(Entries taken from a collection)

------------------------------------

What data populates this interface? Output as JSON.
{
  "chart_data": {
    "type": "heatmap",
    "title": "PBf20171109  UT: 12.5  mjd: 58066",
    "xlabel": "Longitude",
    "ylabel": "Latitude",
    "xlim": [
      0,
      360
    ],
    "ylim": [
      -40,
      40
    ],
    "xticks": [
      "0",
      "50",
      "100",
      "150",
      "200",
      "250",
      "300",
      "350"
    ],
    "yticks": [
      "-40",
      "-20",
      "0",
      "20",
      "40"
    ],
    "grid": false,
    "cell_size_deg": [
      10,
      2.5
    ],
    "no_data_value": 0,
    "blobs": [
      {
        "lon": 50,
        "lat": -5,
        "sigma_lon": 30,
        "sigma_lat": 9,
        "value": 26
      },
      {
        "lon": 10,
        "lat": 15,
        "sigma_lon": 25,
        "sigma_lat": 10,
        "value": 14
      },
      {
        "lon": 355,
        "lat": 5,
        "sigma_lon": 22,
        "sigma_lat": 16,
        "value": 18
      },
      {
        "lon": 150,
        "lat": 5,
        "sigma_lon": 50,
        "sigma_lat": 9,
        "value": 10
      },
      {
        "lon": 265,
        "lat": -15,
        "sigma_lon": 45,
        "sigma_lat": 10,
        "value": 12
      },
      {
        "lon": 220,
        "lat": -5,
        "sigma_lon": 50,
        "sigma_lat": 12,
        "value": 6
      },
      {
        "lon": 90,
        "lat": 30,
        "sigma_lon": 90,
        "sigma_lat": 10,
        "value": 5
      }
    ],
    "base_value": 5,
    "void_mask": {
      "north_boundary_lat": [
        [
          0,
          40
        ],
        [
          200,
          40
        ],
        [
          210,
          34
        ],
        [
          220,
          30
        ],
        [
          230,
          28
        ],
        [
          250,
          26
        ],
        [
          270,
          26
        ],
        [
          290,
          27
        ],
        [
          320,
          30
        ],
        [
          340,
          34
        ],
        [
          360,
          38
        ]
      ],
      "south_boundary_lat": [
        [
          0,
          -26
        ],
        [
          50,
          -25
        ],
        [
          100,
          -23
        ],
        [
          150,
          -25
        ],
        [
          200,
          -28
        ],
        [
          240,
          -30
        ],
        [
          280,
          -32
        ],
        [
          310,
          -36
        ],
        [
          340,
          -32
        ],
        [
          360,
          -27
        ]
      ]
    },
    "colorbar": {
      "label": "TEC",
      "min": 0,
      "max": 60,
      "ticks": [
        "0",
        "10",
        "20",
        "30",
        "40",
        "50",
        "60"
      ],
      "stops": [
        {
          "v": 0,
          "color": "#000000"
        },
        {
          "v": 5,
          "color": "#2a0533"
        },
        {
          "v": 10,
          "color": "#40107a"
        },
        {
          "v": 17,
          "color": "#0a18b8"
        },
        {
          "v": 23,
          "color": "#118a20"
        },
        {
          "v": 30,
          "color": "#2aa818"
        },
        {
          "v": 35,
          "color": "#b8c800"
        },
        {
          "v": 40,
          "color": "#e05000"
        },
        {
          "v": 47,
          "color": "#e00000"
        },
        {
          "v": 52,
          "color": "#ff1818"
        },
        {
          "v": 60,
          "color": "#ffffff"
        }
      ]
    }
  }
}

------------------------------------

● **WHAT IS REQUIRED**
Print the material verbatim, all of it.

● **RESPONSE**
What data populates this interface? Output as JSON.
{
  "chart_data": {
    "type": "heatmap",
    "title": "PBf20171109  UT: 12.5  mjd: 58066",
    "xlabel": "Longitude",
    "ylabel": "Latitude",
    "xlim": [
      0,
      360
    ],
    "ylim": [
      -40,
      40
    ],
    "xticks": [
      "0",
      "50",
      "100",
      "150",
      "200",
      "250",
      "300",
      "350"
    ],
    "yticks": [
      "-40",
      "-20",
      "0",
      "20",
      "40"
    ],
    "grid": false,
    "cell_size_deg": [
      10,
      2.5
    ],
    "no_data_value": 0,
    "blobs": [
      {
        "lon": 50,
        "lat": -5,
        "sigma_lon": 30,
        "sigma_lat": 9,
        "value": 26
      },
      {
        "lon": 10,
        "lat": 15,
        "sigma_lon": 25,
        "sigma_lat": 10,
        "value": 14
      },
      {
        "lon": 355,
        "lat": 5,
        "sigma_lon": 22,
        "sigma_lat": 16,
        "value": 18
      },
      {
        "lon": 150,
        "lat": 5,
        "sigma_lon": 50,
        "sigma_lat": 9,
        "value": 10
      },
      {
        "lon": 265,
        "lat": -15,
        "sigma_lon": 45,
        "sigma_lat": 10,
        "value": 12
      },
      {
        "lon": 220,
        "lat": -5,
        "sigma_lon": 50,
        "sigma_lat": 12,
        "value": 6
      },
      {
        "lon": 90,
        "lat": 30,
        "sigma_lon": 90,
        "sigma_lat": 10,
        "value": 5
      }
    ],
    "base_value": 5,
    "void_mask": {
      "north_boundary_lat": [
        [
          0,
          40
        ],
        [
          200,
          40
        ],
        [
          210,
          34
        ],
        [
          220,
          30
        ],
        [
          230,
          28
        ],
        [
          250,
          26
        ],
        [
          270,
          26
        ],
        [
          290,
          27
        ],
        [
          320,
          30
        ],
        [
          340,
          34
        ],
        [
          360,
          38
        ]
      ],
      "south_boundary_lat": [
        [
          0,
          -26
        ],
        [
          50,
          -25
        ],
        [
          100,
          -23
        ],
        [
          150,
          -25
        ],
        [
          200,
          -28
        ],
        [
          240,
          -30
        ],
        [
          280,
          -32
        ],
        [
          310,
          -36
        ],
        [
          340,
          -32
        ],
        [
          360,
          -27
        ]
      ]
    },
    "colorbar": {
      "label": "TEC",
      "min": 0,
      "max": 60,
      "ticks": [
        "0",
        "10",
        "20",
        "30",
        "40",
        "50",
        "60"
      ],
      "stops": [
        {
          "v": 0,
          "color": "#000000"
        },
        {
          "v": 5,
          "color": "#2a0533"
        },
        {
          "v": 10,
          "color": "#40107a"
        },
        {
          "v": 17,
          "color": "#0a18b8"
        },
        {
          "v": 23,
          "color": "#118a20"
        },
        {
          "v": 30,
          "color": "#2aa818"
        },
        {
          "v": 35,
          "color": "#b8c800"
        },
        {
          "v": 40,
          "color": "#e05000"
        },
        {
          "v": 47,
          "color": "#e00000"
        },
        {
          "v": 52,
          "color": "#ff1818"
        },
        {
          "v": 60,
          "color": "#ffffff"
        }
      ]
    }
  }
}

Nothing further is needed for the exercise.